▶ Kutipan untuk Dibaca
▬▬▬▬▬▬
Juga kandungan makna dalam hadits ini menunjukkan bahwa doa ini layak disebut
dengan Sayyidul Istighfâr (penghulu Istighfâr) sebagaimana yang disifati oleh
Rasûlullâh Shallallahu ‘alaihi wa sallam .
PENJELASAN TENTANG
ANJURAN ISTIGHFAR
Setiap bani Adam itu pasti banyak berbuat dosa, namun yang terbaik dari oang
yang berbuat dosa yaitu yang memohon ampun kepada Allâh Azza wa Jalla dan
bertaubat. Allâh Azza wa Jalla memerintahkan hamba-Nya untuk selalu memohon
ampun dan bertaubat kepada-Nya. Allâh pun berjanji akan mengampuni orang-orang
yang meminta ampun dan bertaubat kepada-Nya. Allâh Azza wa Jalla berfirman :
وَإِنِّي لَغَفَّارٌ
لِمَنْ تَابَ وَآمَنَ وَعَمِلَ صَالِحًا ثُمَّ اهْتَدَىٰ
Dan sungguh, Aku Maha
Pengampun bagi yang bertobat, beriman dan berbuat kebajikan, kemudian tetap
dalam petunjuk.” [Thâha/20:82]
قُلْ يَا عِبَادِيَ
الَّذِينَ أَسْرَفُوا عَلَىٰ أَنْفُسِهِمْ لَا تَقْنَطُوا مِنْ رَحْمَةِ اللَّهِ ۚ
إِنَّ اللَّهَ يَغْفِرُ الذُّنُوبَ جَمِيعًا ۚ إِنَّهُ هُوَ الْغَفُورُ الرَّحِيمُ
Katakanlah, “Wahai
hamba-hamba-Ku yang melampaui batas terhadap diri mereka sendiri! Janganlah
kamu berputus asa dari rahmat Allâh. Sesungguhnya Allâh mengampuni dosa-dosa
semuanya. Sungguh, Dialah Yang Maha Pengampun, Maha Penyayang.”
[az-Zumar/39:53]
Allâh Azza wa Jalla
memerintahkan kepada kita untuk banyak beristighfâr/meminta ampun kepada-Nya.
▬▬▬▬▬▬
Catatan posisi kemunculan elemen:
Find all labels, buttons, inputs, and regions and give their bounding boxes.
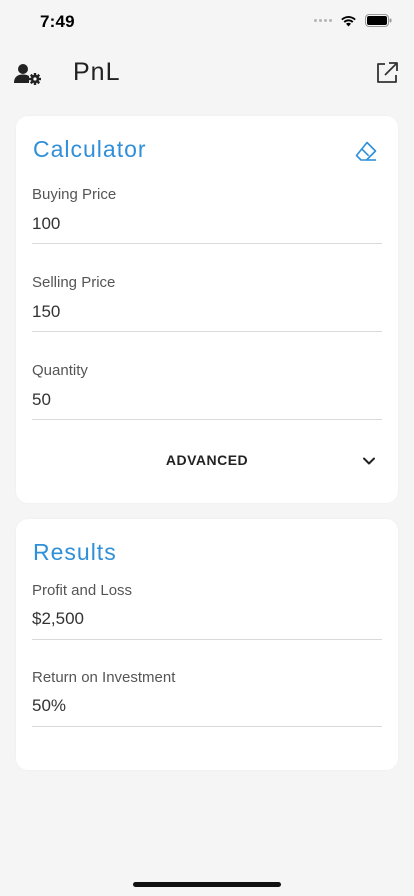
wifi-icon [341, 15, 356, 26]
selling-price-field: Selling Price [32, 274, 382, 332]
advanced-toggle[interactable]: ADVANCED [32, 442, 382, 482]
return-on-investment-field: Return on Investment 50% [32, 669, 382, 727]
home-indicator[interactable] [133, 882, 281, 887]
buying-price-label: Buying Price [32, 186, 117, 203]
cellular-signal-icon [314, 19, 332, 22]
selling-price-label: Selling Price [32, 274, 116, 291]
profit-and-loss-label: Profit and Loss [32, 582, 133, 599]
app-title: PnL [73, 58, 121, 86]
selling-price-underline [32, 331, 382, 332]
status-bar: 7:49 [0, 0, 414, 44]
status-icons [314, 14, 392, 27]
buying-price-input[interactable] [32, 213, 382, 235]
profit-and-loss-value: $2,500 [32, 609, 84, 628]
app-header: PnL [0, 52, 414, 96]
quantity-label: Quantity [32, 362, 88, 379]
buying-price-field: Buying Price [32, 186, 382, 244]
user-settings-icon[interactable] [14, 62, 42, 86]
quantity-field: Quantity [32, 362, 382, 420]
quantity-input[interactable] [32, 389, 382, 411]
app-screen: 7:49 PnL Calculator Buying Price 100 Sel… [0, 0, 414, 896]
results-card: Results Profit and Loss $2,500 Return on… [16, 519, 398, 770]
return-on-investment-underline [32, 726, 382, 727]
return-on-investment-value: 50% [32, 696, 67, 715]
status-time: 7:49 [40, 12, 75, 31]
return-on-investment-label: Return on Investment [32, 669, 176, 686]
external-link-icon[interactable] [374, 60, 400, 86]
eraser-icon[interactable] [354, 140, 378, 162]
selling-price-input[interactable] [32, 301, 382, 323]
quantity-underline [32, 419, 382, 420]
buying-price-underline [32, 243, 382, 244]
battery-icon [365, 14, 392, 27]
chevron-down-icon [363, 457, 375, 465]
advanced-label: ADVANCED [165, 452, 249, 468]
profit-and-loss-underline [32, 639, 382, 640]
profit-and-loss-field: Profit and Loss $2,500 [32, 582, 382, 640]
calculator-card: Calculator Buying Price Selling Price Qu… [16, 116, 398, 503]
results-title: Results [33, 539, 117, 565]
calculator-title: Calculator [33, 136, 147, 162]
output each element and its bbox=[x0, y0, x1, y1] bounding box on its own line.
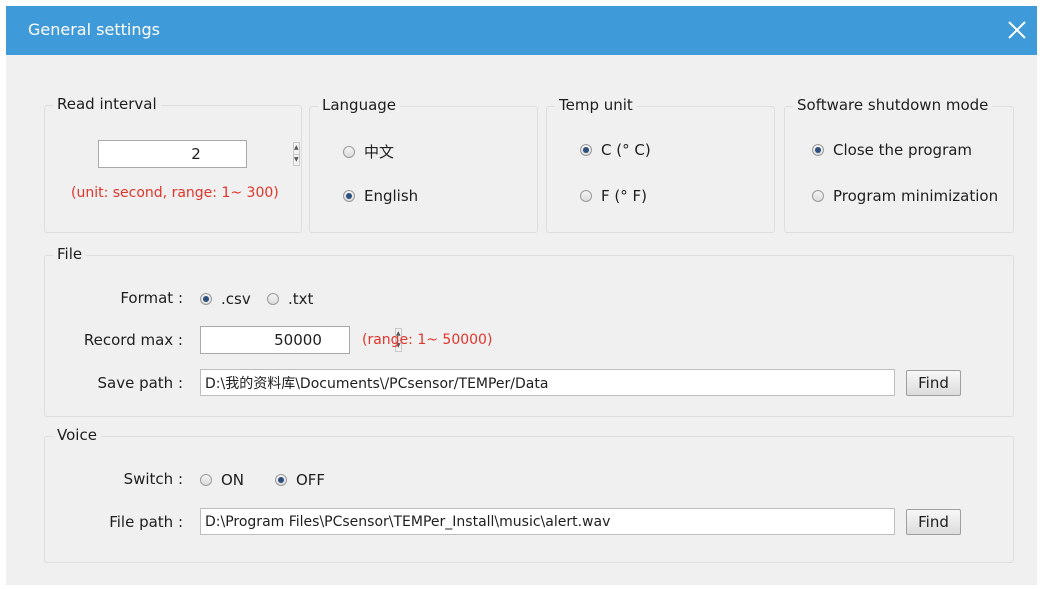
▬▬▬▬▬▬
▶ Daftar Tugas
A. Tentukan apakah setiap pernyataan berikut sesuai dengan kutipan tentang istighfar. Jawab ya atau tidak, lalu kutip kata-kata penentunya persis dari kutipan. (i) Allah berjanji mengampuni orang yang meminta ampun dan bertaubat kepada-Nya. (ii) Ayat az-Zumar/39:53 melarang berputus asa dari rahmat Allah. (iii) Allah memerintahkan kita untuk sedikit saja beristighfar.
B. Ringkaslah kutipan tentang istighfar dalam dua kalimat.
Catatan ini merupakan bahan tersendiri yang terpisah dari kutipan tentang istighfar.

▶ Jawaban Tiap Tugas
A.
(i) Ya: "Allâh pun berjanji akan mengampuni orang-orang yang meminta ampun dan bertaubat kepada-Nya."
(ii) Ya: "Janganlah kamu berputus asa dari rahmat Allâh."
(iii) Tidak: "Allâh Azza wa Jalla memerintahkan kepada kita untuk banyak beristighfâr/meminta ampun kepada-Nya."

B. Doa dalam hadits itu layak disebut Sayyidul Istighfâr, dan setiap bani Adam pasti banyak berbuat dosa, tetapi yang terbaik di antara mereka adalah yang memohon ampun kepada Allah dan bertaubat. Allah memerintahkan hamba-Nya untuk banyak beristighfar dan berjanji mengampuni orang yang meminta ampun dan bertaubat, sebagaimana tercantum dalam Thâha/20:82 dan az-Zumar/39:53.